- Exercise task: Each line below should be quoted exactly, please.

Data entries for graphics:
□ □ □ □ □ □ □

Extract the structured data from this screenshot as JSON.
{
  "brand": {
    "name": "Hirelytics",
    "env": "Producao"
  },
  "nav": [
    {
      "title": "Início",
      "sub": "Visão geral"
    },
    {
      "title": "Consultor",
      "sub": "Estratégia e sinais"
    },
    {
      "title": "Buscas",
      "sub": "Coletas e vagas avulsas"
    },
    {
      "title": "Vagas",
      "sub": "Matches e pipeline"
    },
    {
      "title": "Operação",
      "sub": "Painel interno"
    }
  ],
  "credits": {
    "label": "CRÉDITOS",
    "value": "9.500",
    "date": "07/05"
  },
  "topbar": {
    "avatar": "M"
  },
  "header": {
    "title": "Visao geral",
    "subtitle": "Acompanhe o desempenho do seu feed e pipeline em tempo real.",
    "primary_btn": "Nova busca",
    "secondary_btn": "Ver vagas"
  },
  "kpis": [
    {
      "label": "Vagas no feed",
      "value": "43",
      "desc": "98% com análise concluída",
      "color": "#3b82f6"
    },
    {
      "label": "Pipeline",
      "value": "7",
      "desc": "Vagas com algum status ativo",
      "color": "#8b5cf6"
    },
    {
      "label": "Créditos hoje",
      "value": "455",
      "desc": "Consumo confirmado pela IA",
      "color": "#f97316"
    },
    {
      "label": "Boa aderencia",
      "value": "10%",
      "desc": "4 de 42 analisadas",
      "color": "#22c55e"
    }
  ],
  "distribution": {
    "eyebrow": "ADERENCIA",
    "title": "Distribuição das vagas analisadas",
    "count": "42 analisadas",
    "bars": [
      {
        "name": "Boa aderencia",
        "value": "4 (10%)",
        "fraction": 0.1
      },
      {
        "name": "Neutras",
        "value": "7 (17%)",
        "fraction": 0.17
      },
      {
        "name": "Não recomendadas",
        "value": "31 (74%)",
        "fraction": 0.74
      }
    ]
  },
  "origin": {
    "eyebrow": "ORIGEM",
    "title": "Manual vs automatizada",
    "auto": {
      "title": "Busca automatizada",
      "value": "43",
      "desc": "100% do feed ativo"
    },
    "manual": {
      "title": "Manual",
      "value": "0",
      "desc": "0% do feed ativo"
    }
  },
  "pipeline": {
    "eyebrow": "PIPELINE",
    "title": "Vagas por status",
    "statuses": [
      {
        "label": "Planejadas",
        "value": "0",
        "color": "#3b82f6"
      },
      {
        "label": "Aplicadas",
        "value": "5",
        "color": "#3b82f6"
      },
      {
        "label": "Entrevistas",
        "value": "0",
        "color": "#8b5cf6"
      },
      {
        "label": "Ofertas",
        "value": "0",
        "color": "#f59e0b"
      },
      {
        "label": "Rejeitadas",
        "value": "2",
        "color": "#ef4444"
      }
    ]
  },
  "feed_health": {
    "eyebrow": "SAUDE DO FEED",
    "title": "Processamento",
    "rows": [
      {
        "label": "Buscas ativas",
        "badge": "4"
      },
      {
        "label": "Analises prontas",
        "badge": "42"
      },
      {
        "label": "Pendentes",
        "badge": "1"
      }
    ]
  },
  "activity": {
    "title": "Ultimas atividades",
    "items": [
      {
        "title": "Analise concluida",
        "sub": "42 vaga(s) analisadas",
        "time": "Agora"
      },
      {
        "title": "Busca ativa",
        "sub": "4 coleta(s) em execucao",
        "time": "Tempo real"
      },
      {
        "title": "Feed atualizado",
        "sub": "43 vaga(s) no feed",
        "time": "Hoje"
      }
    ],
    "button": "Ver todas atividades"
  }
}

□ □ □ □ □ □ □

- Solution:
Extract the structured data from this screenshot as JSON.
{
  "brand": {
    "name": "Hirelytics",
    "env": "Producao"
  },
  "nav": [
    {
      "title": "Início",
      "sub": "Visão geral"
    },
    {
      "title": "Consultor",
      "sub": "Estratégia e sinais"
    },
    {
      "title": "Buscas",
      "sub": "Coletas e vagas avulsas"
    },
    {
      "title": "Vagas",
      "sub": "Matches e pipeline"
    },
    {
      "title": "Operação",
      "sub": "Painel interno"
    }
  ],
  "credits": {
    "label": "CRÉDITOS",
    "value": "9.500",
    "date": "07/05"
  },
  "topbar": {
    "avatar": "M"
  },
  "header": {
    "title": "Visao geral",
    "subtitle": "Acompanhe o desempenho do seu feed e pipeline em tempo real.",
    "primary_btn": "Nova busca",
    "secondary_btn": "Ver vagas"
  },
  "kpis": [
    {
      "label": "Vagas no feed",
      "value": "43",
      "desc": "98% com análise concluída",
      "color": "#3b82f6"
    },
    {
      "label": "Pipeline",
      "value": "7",
      "desc": "Vagas com algum status ativo",
      "color": "#8b5cf6"
    },
    {
      "label": "Créditos hoje",
      "value": "455",
      "desc": "Consumo confirmado pela IA",
      "color": "#f97316"
    },
    {
      "label": "Boa aderencia",
      "value": "10%",
      "desc": "4 de 42 analisadas",
      "color": "#22c55e"
    }
  ],
  "distribution": {
    "eyebrow": "ADERENCIA",
    "title": "Distribuição das vagas analisadas",
    "count": "42 analisadas",
    "bars": [
      {
        "name": "Boa aderencia",
        "value": "4 (10%)",
        "fraction": 0.1
      },
      {
        "name": "Neutras",
        "value": "7 (17%)",
        "fraction": 0.17
      },
      {
        "name": "Não recomendadas",
        "value": "31 (74%)",
        "fraction": 0.74
      }
    ]
  },
  "origin": {
    "eyebrow": "ORIGEM",
    "title": "Manual vs automatizada",
    "auto": {
      "title": "Busca automatizada",
      "value": "43",
      "desc": "100% do feed ativo"
    },
    "manual": {
      "title": "Manual",
      "value": "0",
      "desc": "0% do feed ativo"
    }
  },
  "pipeline": {
    "eyebrow": "PIPELINE",
    "title": "Vagas por status",
    "statuses": [
      {
        "label": "Planejadas",
        "value": "0",
        "color": "#3b82f6"
      },
      {
        "label": "Aplicadas",
        "value": "5",
        "color": "#3b82f6"
      },
      {
        "label": "Entrevistas",
        "value": "0",
        "color": "#8b5cf6"
      },
      {
        "label": "Ofertas",
        "value": "0",
        "color": "#f59e0b"
      },
      {
        "label": "Rejeitadas",
        "value": "2",
        "color": "#ef4444"
      }
    ]
  },
  "feed_health": {
    "eyebrow": "SAUDE DO FEED",
    "title": "Processamento",
    "rows": [
      {
        "label": "Buscas ativas",
        "badge": "4"
      },
      {
        "label": "Analises prontas",
        "badge": "42"
      },
      {
        "label": "Pendentes",
        "badge": "1"
      }
    ]
  },
  "activity": {
    "title": "Ultimas atividades",
    "items": [
      {
        "title": "Analise concluida",
        "sub": "42 vaga(s) analisadas",
        "time": "Agora"
      },
      {
        "title": "Busca ativa",
        "sub": "4 coleta(s) em execucao",
        "time": "Tempo real"
      },
      {
        "title": "Feed atualizado",
        "sub": "43 vaga(s) no feed",
        "time": "Hoje"
      }
    ],
    "button": "Ver todas atividades"
  }
}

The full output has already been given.